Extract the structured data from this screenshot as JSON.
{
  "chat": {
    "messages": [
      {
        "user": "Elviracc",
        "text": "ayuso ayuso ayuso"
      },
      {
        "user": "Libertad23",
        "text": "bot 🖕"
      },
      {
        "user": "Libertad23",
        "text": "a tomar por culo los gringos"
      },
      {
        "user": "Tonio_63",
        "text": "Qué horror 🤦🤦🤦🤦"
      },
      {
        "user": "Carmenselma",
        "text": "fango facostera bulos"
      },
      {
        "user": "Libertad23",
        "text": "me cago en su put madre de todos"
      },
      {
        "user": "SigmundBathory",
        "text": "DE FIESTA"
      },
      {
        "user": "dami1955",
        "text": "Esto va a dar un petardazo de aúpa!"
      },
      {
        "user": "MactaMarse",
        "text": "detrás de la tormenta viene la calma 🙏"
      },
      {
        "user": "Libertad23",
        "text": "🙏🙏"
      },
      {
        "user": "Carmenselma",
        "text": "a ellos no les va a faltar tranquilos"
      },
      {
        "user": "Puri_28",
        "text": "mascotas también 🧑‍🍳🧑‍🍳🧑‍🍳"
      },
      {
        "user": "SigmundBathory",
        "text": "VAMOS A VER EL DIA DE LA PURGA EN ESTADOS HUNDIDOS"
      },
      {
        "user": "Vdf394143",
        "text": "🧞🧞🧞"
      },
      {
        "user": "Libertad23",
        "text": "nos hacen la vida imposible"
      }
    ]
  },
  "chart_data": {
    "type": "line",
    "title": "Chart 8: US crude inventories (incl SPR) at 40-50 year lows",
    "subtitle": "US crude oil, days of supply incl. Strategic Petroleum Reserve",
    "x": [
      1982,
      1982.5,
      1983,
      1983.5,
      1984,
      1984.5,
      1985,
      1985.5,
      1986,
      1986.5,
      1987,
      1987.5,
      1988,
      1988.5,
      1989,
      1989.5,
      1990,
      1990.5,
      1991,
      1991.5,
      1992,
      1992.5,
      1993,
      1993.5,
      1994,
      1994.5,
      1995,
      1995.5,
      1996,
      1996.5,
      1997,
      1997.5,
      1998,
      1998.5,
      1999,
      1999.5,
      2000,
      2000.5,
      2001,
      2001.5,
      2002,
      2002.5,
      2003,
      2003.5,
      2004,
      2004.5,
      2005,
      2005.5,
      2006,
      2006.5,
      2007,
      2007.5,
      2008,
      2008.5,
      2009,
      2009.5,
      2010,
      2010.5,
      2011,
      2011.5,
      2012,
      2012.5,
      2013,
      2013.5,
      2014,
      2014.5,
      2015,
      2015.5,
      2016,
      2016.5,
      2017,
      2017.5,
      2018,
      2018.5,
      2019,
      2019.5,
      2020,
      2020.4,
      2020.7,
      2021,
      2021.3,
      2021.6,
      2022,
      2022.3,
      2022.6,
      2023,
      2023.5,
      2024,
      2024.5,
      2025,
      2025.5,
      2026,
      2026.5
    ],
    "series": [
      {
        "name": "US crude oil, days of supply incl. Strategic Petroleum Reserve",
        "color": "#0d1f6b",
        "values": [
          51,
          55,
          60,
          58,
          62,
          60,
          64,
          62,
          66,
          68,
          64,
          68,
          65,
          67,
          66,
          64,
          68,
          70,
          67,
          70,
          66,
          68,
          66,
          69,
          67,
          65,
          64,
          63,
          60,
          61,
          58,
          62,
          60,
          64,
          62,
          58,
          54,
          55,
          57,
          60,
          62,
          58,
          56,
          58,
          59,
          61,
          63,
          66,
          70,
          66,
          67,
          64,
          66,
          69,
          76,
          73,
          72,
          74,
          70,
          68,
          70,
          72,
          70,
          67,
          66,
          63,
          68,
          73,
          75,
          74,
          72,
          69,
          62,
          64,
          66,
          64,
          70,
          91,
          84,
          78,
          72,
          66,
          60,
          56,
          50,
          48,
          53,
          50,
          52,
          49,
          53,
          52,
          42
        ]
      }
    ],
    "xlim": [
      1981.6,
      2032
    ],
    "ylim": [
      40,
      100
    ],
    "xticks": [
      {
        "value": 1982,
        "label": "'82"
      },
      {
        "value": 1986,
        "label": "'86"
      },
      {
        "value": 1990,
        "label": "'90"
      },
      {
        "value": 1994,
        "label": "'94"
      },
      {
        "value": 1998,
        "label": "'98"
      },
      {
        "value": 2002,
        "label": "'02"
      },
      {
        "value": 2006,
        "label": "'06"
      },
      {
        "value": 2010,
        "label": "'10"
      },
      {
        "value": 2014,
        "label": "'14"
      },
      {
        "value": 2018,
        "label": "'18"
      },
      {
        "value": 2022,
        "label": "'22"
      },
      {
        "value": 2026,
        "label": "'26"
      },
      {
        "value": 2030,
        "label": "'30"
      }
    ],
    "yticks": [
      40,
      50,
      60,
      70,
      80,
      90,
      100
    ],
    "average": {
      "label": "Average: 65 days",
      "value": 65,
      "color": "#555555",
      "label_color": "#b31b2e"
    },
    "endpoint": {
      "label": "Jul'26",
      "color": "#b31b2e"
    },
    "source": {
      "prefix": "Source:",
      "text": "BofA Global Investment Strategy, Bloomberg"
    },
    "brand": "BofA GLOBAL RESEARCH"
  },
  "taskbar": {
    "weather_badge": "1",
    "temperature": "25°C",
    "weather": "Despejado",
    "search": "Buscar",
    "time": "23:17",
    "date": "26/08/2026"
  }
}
****************
Written instruction
Gather each line of the listing containing the word "supply" and show it.

In response
    "subtitle": "US crude oil, days of supply incl. Strategic Petroleum Reserve",
        "name": "US crude oil, days of supply incl. Strategic Petroleum Reserve",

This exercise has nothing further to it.